## begin THE DATA

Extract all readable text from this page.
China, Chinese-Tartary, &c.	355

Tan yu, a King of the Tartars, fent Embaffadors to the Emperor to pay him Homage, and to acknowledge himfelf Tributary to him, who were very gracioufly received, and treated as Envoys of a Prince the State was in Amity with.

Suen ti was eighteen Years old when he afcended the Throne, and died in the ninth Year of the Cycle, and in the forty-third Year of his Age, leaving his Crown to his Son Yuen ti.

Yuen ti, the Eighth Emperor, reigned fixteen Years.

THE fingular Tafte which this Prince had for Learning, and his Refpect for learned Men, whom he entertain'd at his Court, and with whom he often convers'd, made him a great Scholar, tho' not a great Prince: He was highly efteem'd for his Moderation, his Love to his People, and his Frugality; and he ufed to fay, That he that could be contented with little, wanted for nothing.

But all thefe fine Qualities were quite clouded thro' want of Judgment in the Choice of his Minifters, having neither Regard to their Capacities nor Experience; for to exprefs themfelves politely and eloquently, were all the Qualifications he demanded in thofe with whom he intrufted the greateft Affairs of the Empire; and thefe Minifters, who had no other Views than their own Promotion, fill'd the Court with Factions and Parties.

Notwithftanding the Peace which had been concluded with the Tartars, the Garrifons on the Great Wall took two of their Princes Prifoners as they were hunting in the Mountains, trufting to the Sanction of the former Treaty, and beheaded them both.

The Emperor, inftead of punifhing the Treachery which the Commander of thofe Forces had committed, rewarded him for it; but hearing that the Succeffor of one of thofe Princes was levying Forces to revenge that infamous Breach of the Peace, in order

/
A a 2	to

## end THE DATA

STATED TASK ▸
Each line in the listing above that contains "Peace" should be copied.

OUTPUT OF THE TASK ▸
Notwithftanding the Peace which had been concluded with the Tartars, the Garrifons on the Great Wall took two of their Princes Prifoners as they were hunting in the Mountains, trufting to the Sanction of the former Treaty, and beheaded them both.
The Emperor, inftead of punifhing the Treachery which the Commander of thofe Forces had committed, rewarded him for it; but hearing that the Succeffor of one of thofe Princes was levying Forces to revenge that infamous Breach of the Peace, in order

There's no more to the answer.